Set task
Each entry should be quoted word for word, including every mark of punctuation.

^^^^^^^^

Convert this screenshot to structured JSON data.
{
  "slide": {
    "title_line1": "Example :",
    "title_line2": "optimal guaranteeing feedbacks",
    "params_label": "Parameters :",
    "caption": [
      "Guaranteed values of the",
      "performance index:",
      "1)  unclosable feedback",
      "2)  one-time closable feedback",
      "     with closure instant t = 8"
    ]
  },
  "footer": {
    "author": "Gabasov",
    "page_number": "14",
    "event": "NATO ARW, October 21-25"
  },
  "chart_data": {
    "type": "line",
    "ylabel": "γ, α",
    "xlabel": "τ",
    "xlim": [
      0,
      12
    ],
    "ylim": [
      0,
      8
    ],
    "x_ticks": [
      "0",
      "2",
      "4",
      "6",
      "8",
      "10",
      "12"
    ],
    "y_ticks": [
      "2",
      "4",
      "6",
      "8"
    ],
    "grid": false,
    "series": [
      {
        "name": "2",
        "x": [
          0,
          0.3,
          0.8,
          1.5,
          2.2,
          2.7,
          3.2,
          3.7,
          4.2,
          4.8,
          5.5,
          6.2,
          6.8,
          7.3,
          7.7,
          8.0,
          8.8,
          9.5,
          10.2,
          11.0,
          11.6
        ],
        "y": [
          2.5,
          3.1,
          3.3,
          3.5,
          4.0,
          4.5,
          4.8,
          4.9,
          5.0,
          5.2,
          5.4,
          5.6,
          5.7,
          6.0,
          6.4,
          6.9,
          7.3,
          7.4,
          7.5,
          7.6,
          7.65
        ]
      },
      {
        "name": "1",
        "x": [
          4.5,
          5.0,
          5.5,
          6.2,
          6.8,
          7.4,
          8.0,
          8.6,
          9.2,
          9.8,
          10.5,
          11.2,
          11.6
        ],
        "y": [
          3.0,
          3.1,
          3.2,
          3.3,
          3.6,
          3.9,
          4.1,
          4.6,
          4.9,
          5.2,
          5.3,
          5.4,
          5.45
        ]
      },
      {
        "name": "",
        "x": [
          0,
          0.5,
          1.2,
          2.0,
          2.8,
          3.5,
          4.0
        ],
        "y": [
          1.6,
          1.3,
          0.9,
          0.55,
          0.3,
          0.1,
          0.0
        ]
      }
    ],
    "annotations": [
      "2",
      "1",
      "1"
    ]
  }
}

^^^^^^^^

Answer to the problem
Convert this screenshot to structured JSON data.
{
  "slide": {
    "title_line1": "Example :",
    "title_line2": "optimal guaranteeing feedbacks",
    "params_label": "Parameters :",
    "caption": [
      "Guaranteed values of the",
      "performance index:",
      "1)  unclosable feedback",
      "2)  one-time closable feedback",
      "     with closure instant t = 8"
    ]
  },
  "footer": {
    "author": "Gabasov",
    "page_number": "14",
    "event": "NATO ARW, October 21-25"
  },
  "chart_data": {
    "type": "line",
    "ylabel": "γ, α",
    "xlabel": "τ",
    "xlim": [
      0,
      12
    ],
    "ylim": [
      0,
      8
    ],
    "x_ticks": [
      "0",
      "2",
      "4",
      "6",
      "8",
      "10",
      "12"
    ],
    "y_ticks": [
      "2",
      "4",
      "6",
      "8"
    ],
    "grid": false,
    "series": [
      {
        "name": "2",
        "x": [
          0,
          0.3,
          0.8,
          1.5,
          2.2,
          2.7,
          3.2,
          3.7,
          4.2,
          4.8,
          5.5,
          6.2,
          6.8,
          7.3,
          7.7,
          8.0,
          8.8,
          9.5,
          10.2,
          11.0,
          11.6
        ],
        "y": [
          2.5,
          3.1,
          3.3,
          3.5,
          4.0,
          4.5,
          4.8,
          4.9,
          5.0,
          5.2,
          5.4,
          5.6,
          5.7,
          6.0,
          6.4,
          6.9,
          7.3,
          7.4,
          7.5,
          7.6,
          7.65
        ]
      },
      {
        "name": "1",
        "x": [
          4.5,
          5.0,
          5.5,
          6.2,
          6.8,
          7.4,
          8.0,
          8.6,
          9.2,
          9.8,
          10.5,
          11.2,
          11.6
        ],
        "y": [
          3.0,
          3.1,
          3.2,
          3.3,
          3.6,
          3.9,
          4.1,
          4.6,
          4.9,
          5.2,
          5.3,
          5.4,
          5.45
        ]
      },
      {
        "name": "",
        "x": [
          0,
          0.5,
          1.2,
          2.0,
          2.8,
          3.5,
          4.0
        ],
        "y": [
          1.6,
          1.3,
          0.9,
          0.55,
          0.3,
          0.1,
          0.0
        ]
      }
    ],
    "annotations": [
      "2",
      "1",
      "1"
    ]
  }
}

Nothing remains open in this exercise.